## START

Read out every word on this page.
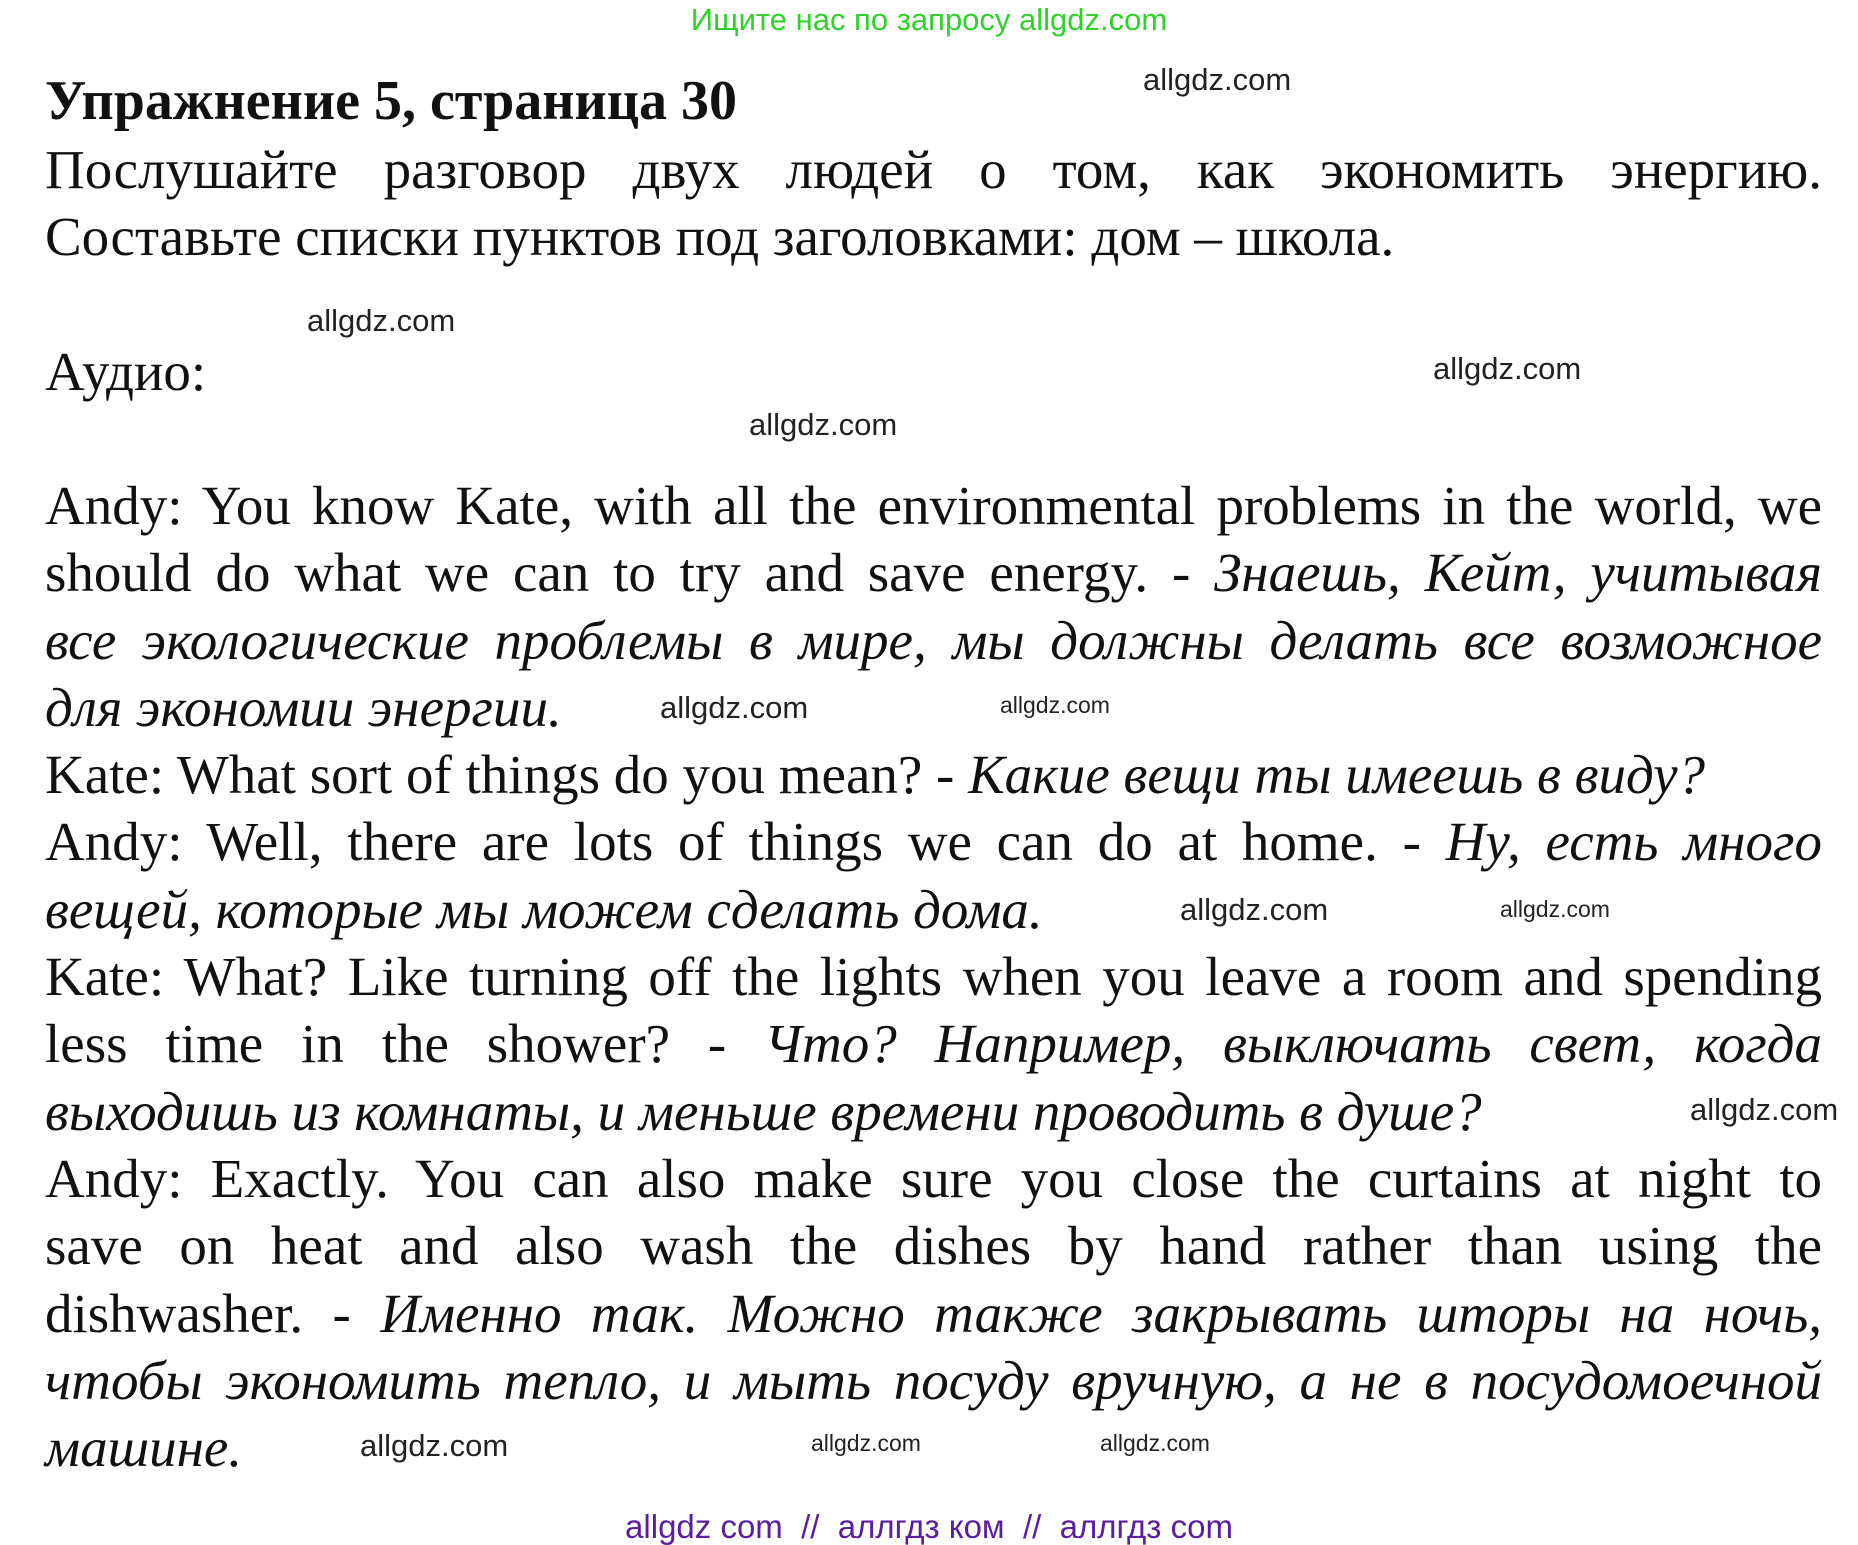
Ищите нас по запросу allgdz.com
Упражнение 5, страница 30
Послушайте разговор двух людей о том, как экономить энергию.
Составьте списки пунктов под заголовками: дом – школа.
Аудио:
Andy: You know Kate, with all the environmental problems in the world, we
should do what we can to try and save energy. - Знаешь, Кейт, учитывая
все экологические проблемы в мире, мы должны делать все возможное
для экономии энергии.
Kate: What sort of things do you mean? - Какие вещи ты имеешь в виду?
Andy: Well, there are lots of things we can do at home. - Ну, есть много
вещей, которые мы можем сделать дома.
Kate: What? Like turning off the lights when you leave a room and spending
less time in the shower? - Что? Например, выключать свет, когда
выходишь из комнаты, и меньше времени проводить в душе?
Andy: Exactly. You can also make sure you close the curtains at night to
save on heat and also wash the dishes by hand rather than using the
dishwasher. - Именно так. Можно также закрывать шторы на ночь,
чтобы экономить тепло, и мыть посуду вручную, а не в посудомоечной
машине.
allgdz.com
allgdz.com
allgdz.com
allgdz.com
allgdz.com
allgdz.com
allgdz.com
allgdz.com
allgdz.com
allgdz.com
allgdz.com	allgdz.com
allgdz com  //  аллгдз ком  //  аллгдз com
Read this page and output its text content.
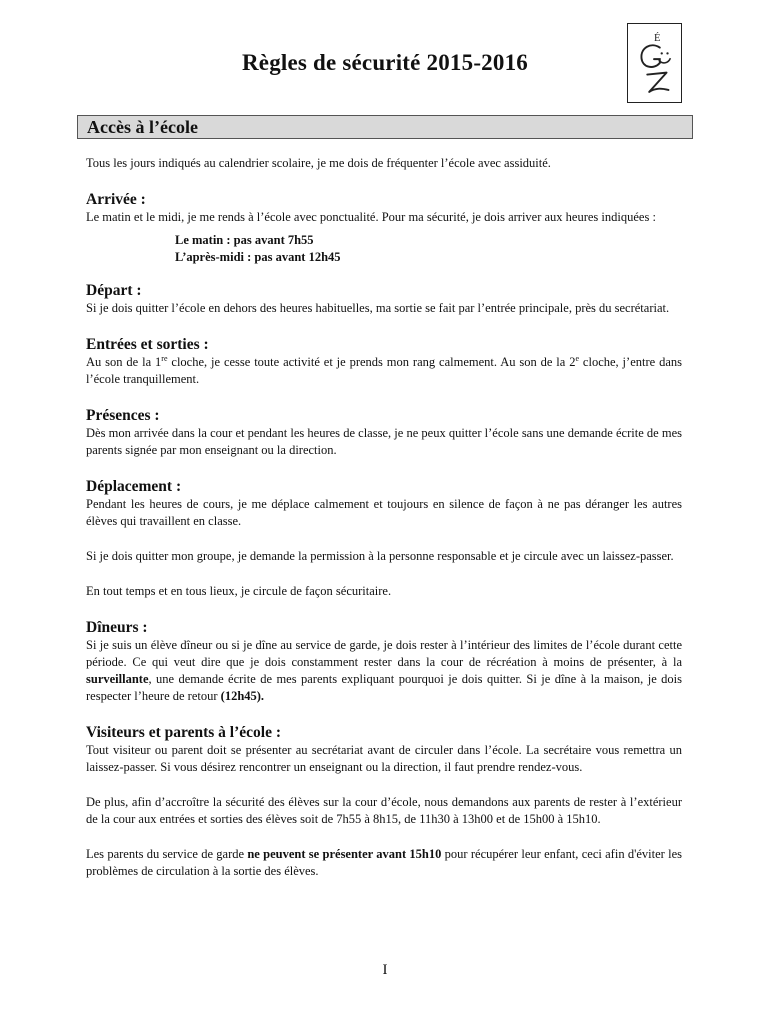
Règles de sécurité 2015-2016
É
Accès à l’école

Tous les jours indiqués au calendrier scolaire, je me dois de fréquenter l’école avec assiduité.

Arrivée :

Le matin et le midi, je me rends à l’école avec ponctualité. Pour ma sécurité, je dois arriver aux heures indiquées :

Le matin : pas avant 7h55
L’après-midi : pas avant 12h45
Départ :

Si je dois quitter l’école en dehors des heures habituelles, ma sortie se fait par l’entrée principale, près du secrétariat.

Entrées et sorties :

Au son de la 1re cloche, je cesse toute activité et je prends mon rang calmement. Au son de la 2e cloche, j’entre dans l’école tranquillement.

Présences :

Dès mon arrivée dans la cour et pendant les heures de classe, je ne peux quitter l’école sans une demande écrite de mes parents signée par mon enseignant ou la direction.

Déplacement :

Pendant les heures de cours, je me déplace calmement et toujours en silence de façon à ne pas déranger les autres élèves qui travaillent en classe.

Si je dois quitter mon groupe, je demande la permission à la personne responsable et je circule avec un laissez-passer.

En tout temps et en tous lieux, je circule de façon sécuritaire.

Dîneurs :

Si je suis un élève dîneur ou si je dîne au service de garde, je dois rester à l’intérieur des limites de l’école durant cette période. Ce qui veut dire que je dois constamment rester dans la cour de récréation à moins de présenter, à la surveillante, une demande écrite de mes parents expliquant pourquoi je dois quitter. Si je dîne à la maison, je dois respecter l’heure de retour (12h45).

Visiteurs et parents à l’école :

Tout visiteur ou parent doit se présenter au secrétariat avant de circuler dans l’école. La secrétaire vous remettra un laissez-passer. Si vous désirez rencontrer un enseignant ou la direction, il faut prendre rendez-vous.

De plus, afin d’accroître la sécurité des élèves sur la cour d’école, nous demandons aux parents de rester à l’extérieur de la cour aux entrées et sorties des élèves soit de 7h55 à 8h15, de 11h30 à 13h00 et de 15h00 à 15h10.

Les parents du service de garde ne peuvent se présenter avant 15h10 pour récupérer leur enfant, ceci afin d'éviter les problèmes de circulation à la sortie des élèves.

I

## END

» WHAT YOU SHOULD DO
Pull out every line of the entries that includes the word "экономить".

» THE RESPONSE
Послушайте разговор двух людей о том, как экономить энергию.
чтобы экономить тепло, и мыть посуду вручную, а не в посудомоечной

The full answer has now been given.